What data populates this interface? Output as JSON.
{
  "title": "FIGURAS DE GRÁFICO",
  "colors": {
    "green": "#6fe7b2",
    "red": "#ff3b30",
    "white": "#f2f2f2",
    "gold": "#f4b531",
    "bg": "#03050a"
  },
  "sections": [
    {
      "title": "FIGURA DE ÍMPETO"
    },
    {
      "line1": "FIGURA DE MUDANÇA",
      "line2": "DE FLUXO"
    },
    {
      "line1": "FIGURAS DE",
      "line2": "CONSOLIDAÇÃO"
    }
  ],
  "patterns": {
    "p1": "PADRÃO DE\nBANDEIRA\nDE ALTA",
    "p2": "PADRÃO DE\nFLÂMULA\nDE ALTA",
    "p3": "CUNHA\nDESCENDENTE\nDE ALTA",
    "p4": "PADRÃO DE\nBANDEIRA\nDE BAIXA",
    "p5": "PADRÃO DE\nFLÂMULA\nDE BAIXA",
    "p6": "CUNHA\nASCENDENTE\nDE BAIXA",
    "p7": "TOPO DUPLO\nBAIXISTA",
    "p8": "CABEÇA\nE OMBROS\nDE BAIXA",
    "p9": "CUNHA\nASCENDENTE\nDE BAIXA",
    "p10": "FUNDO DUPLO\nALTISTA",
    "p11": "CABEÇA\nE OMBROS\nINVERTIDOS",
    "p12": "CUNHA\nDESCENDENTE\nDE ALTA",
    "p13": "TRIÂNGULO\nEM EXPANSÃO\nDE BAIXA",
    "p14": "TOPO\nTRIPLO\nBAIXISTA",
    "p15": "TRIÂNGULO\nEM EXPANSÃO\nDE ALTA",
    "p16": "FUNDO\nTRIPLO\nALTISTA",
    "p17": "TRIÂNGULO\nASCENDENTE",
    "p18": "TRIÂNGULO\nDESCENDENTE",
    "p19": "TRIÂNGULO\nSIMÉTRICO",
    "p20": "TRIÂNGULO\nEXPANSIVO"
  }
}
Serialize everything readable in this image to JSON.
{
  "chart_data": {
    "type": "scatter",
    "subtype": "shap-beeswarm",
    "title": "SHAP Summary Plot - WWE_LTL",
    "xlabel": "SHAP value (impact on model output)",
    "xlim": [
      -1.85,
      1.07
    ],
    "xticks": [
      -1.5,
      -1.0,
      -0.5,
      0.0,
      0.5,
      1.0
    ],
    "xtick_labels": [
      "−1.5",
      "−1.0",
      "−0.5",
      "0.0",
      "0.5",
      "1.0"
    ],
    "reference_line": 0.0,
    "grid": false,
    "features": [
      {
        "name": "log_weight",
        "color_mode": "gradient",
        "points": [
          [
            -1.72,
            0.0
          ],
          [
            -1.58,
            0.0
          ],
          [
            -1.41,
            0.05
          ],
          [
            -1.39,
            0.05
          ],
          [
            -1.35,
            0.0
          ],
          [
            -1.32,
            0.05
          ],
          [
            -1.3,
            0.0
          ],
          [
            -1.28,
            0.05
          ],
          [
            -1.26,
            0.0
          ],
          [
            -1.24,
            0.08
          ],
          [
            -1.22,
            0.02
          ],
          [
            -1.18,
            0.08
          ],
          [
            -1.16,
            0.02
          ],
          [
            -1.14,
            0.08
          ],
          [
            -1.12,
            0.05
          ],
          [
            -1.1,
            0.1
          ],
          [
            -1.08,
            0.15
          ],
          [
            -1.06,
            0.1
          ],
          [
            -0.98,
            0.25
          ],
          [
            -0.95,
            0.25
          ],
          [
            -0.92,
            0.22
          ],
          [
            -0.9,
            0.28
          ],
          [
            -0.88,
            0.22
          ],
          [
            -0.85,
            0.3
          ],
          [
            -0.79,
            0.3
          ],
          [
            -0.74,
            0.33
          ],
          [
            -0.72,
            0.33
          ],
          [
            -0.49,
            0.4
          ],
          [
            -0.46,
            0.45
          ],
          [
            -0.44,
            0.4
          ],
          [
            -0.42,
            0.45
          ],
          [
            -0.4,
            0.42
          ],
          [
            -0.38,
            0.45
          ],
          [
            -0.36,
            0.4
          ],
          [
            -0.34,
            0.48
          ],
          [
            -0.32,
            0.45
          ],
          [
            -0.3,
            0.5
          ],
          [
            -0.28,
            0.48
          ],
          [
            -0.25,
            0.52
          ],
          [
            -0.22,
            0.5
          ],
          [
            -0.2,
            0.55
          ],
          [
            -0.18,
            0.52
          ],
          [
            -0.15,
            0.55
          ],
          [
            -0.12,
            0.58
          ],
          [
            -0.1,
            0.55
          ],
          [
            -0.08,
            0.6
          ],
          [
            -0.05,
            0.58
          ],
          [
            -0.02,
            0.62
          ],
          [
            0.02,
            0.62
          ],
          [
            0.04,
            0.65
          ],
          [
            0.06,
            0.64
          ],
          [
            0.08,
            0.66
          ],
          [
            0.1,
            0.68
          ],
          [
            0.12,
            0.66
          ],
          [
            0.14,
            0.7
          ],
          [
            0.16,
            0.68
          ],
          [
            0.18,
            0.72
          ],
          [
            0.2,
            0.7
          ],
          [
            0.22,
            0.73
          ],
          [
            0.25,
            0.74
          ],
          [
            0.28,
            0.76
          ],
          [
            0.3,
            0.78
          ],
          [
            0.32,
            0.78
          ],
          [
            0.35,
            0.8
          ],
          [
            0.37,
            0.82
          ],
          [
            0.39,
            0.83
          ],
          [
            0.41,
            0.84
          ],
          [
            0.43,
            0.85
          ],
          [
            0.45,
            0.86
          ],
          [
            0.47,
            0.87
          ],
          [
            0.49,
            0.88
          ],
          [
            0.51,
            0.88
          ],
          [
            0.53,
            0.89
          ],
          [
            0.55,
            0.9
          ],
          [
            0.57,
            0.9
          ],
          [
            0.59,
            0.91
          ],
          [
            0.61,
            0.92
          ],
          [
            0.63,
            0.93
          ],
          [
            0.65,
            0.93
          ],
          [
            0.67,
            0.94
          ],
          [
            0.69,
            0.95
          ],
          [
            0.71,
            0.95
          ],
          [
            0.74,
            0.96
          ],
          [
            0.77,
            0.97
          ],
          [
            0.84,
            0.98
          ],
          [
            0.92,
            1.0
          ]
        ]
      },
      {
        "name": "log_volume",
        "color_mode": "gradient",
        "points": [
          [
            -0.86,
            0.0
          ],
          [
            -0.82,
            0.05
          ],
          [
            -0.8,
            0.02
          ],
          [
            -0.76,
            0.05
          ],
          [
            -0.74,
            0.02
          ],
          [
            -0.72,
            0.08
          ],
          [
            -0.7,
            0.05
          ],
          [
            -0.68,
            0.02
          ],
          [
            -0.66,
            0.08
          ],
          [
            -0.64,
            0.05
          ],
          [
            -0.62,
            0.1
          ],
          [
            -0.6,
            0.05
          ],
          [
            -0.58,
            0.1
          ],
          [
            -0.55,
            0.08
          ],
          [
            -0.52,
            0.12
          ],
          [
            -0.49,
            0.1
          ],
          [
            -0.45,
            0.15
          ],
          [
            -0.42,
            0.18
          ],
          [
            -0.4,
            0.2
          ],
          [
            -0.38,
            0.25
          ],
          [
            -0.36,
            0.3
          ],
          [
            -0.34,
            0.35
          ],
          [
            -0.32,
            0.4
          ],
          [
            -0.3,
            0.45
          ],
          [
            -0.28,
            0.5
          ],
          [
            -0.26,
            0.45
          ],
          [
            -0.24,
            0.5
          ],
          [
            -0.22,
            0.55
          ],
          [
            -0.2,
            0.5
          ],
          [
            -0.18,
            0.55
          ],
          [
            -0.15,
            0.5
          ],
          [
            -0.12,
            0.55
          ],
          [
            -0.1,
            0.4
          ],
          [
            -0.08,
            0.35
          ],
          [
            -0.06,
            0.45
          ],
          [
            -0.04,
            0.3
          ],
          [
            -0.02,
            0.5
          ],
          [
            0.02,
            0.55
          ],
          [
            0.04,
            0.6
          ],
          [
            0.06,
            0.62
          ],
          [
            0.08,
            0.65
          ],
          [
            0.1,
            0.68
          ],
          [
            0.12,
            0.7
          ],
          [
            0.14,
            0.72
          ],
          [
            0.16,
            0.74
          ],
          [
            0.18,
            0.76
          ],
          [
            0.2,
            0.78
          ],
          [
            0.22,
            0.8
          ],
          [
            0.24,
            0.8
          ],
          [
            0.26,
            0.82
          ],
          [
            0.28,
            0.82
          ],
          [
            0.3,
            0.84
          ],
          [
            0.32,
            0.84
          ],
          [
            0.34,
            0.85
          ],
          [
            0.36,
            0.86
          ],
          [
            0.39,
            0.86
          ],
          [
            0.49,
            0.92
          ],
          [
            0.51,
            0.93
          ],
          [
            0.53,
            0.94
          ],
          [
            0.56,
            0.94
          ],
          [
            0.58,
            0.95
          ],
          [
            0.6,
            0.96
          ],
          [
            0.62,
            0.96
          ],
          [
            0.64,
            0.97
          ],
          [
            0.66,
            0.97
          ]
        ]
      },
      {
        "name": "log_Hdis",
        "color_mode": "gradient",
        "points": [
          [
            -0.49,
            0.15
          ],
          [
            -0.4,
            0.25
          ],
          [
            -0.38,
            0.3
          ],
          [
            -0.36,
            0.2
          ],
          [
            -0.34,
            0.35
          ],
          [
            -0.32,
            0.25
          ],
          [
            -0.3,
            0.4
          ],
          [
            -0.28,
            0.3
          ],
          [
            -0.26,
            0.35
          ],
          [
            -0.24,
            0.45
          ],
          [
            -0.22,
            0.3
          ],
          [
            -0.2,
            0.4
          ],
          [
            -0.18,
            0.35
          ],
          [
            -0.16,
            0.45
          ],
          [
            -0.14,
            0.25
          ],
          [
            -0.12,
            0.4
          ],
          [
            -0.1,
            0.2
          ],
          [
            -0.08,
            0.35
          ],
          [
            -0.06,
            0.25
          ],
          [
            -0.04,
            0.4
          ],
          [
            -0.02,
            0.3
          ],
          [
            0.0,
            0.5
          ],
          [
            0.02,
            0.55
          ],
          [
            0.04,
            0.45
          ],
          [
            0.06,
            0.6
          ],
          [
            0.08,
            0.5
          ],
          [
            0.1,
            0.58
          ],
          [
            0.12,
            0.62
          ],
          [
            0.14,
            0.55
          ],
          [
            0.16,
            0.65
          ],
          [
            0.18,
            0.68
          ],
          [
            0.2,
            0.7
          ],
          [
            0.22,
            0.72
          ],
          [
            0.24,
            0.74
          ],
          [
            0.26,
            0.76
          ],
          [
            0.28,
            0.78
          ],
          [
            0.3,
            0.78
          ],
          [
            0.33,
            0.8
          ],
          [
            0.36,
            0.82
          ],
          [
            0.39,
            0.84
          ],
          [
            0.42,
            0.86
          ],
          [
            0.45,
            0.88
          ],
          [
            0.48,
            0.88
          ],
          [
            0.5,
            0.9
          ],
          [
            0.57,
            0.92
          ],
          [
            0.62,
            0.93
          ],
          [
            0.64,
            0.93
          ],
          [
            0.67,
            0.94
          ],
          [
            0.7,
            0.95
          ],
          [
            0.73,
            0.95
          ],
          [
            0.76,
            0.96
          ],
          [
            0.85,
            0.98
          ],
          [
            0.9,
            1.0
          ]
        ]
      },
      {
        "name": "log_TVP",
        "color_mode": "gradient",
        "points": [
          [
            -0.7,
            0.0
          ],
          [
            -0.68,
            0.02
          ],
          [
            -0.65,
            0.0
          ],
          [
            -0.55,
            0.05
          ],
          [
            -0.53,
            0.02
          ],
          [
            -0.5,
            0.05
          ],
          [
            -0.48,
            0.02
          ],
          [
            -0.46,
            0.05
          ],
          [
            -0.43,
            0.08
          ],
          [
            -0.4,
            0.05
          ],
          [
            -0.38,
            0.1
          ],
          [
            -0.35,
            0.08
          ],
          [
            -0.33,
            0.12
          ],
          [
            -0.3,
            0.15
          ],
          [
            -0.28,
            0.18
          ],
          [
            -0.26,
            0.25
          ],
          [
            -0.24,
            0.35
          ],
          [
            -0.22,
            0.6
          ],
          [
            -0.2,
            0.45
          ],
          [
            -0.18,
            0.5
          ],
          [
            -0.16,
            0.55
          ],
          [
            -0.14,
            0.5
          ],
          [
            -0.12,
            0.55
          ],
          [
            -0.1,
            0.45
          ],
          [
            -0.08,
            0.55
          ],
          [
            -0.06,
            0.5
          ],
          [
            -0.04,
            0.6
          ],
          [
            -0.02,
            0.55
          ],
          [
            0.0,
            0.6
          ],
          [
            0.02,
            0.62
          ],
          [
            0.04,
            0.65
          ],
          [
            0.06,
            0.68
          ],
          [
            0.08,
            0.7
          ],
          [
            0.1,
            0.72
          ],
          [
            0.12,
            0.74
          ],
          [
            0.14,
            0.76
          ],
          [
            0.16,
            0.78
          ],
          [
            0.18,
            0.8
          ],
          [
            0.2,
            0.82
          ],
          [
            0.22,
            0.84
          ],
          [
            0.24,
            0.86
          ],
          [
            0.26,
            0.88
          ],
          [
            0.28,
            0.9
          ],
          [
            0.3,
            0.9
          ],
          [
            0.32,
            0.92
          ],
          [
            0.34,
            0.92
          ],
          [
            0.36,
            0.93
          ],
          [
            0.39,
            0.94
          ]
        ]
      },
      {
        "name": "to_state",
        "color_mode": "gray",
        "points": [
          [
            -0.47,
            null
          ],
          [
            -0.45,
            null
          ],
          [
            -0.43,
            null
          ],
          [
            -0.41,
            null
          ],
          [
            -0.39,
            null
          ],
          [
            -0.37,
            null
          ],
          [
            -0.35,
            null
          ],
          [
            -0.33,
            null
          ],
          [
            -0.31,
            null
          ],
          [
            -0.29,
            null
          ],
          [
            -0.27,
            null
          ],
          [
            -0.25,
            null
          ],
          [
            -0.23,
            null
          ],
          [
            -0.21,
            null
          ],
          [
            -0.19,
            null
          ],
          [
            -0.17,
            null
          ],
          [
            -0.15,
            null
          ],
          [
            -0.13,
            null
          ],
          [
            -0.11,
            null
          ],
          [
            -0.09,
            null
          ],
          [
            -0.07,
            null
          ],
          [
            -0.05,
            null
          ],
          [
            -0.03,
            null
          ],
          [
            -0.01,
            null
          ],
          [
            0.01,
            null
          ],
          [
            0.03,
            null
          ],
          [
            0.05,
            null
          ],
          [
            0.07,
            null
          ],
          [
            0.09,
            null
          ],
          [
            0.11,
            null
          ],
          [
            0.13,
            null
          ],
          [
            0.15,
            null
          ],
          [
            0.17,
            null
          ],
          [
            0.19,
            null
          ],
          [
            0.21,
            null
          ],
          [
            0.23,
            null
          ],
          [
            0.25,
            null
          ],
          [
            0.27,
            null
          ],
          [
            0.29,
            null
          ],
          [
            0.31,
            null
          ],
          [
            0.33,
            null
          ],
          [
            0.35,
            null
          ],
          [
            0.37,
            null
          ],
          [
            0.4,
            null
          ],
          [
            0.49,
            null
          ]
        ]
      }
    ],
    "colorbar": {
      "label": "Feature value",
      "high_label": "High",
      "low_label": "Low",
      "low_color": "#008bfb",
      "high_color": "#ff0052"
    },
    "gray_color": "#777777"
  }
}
^^^^^^^^^^^^^^^^
Problem to solve:
Give only the number of lines in the material above that include the word "PADRÃO".

Solution:
4